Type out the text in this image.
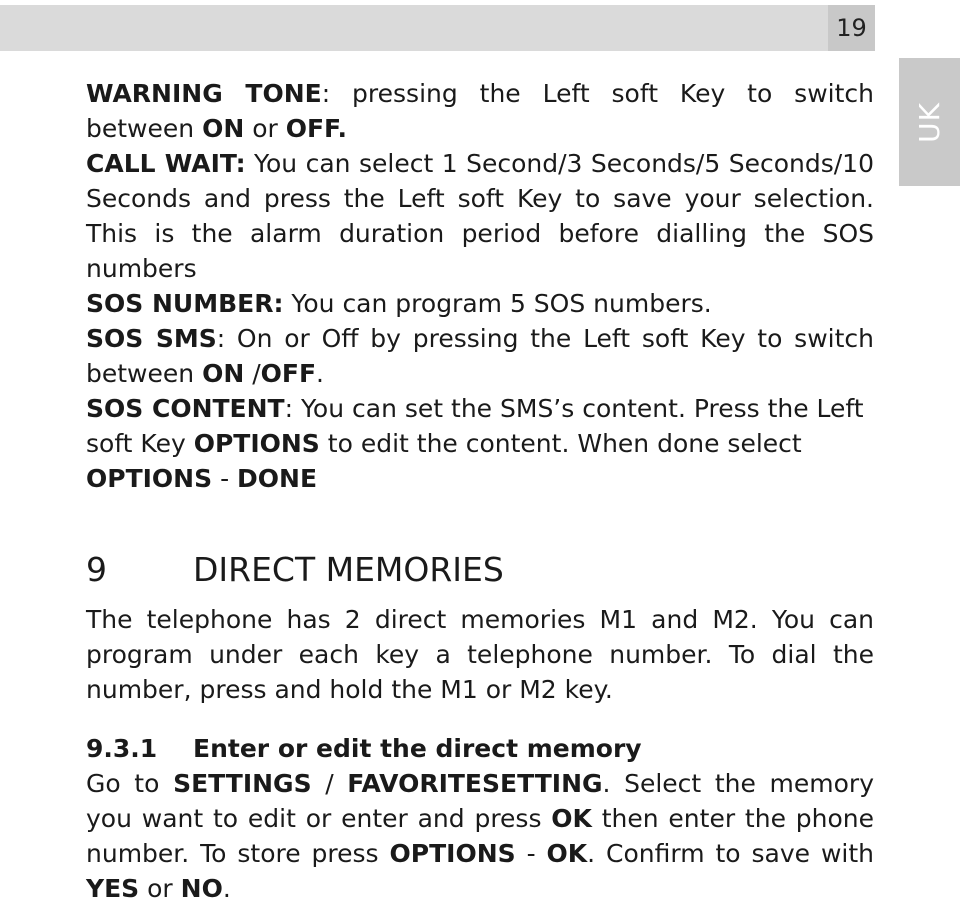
19
UK

WARNING TONE: pressing the Left soft Key to switch between ON or OFF.

CALL WAIT: You can select 1 Second/3 Seconds/5 Seconds/10 Seconds and press the Left soft Key to save your selection. This is the alarm duration period before dialling the SOS numbers

SOS NUMBER: You can program 5 SOS numbers.

SOS SMS: On or Off by pressing the Left soft Key to switch between ON /OFF.

SOS CONTENT: You can set the SMS’s content. Press the Left soft Key OPTIONS to edit the content. When done select OPTIONS - DONE

9	DIRECT MEMORIES

The telephone has 2 direct memories M1 and M2. You can program under each key a telephone number. To dial the number, press and hold the M1 or M2 key.

9.3.1 Enter or edit the direct memory

Go to SETTINGS / FAVORITESETTING. Select the memory you want to edit or enter and press OK then enter the phone number. To store press OPTIONS - OK. Confirm to save with YES or NO.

______________________________

- _WHAT YOU ARE ASKED TO DO_:
Find each line holding the string "program" and copy it out.

- _WRITTEN RESPONSE_:
SOS NUMBER: You can program 5 SOS numbers.
The telephone has 2 direct memories M1 and M2. You can program under each key a telephone number. To dial the number, press and hold the M1 or M2 key.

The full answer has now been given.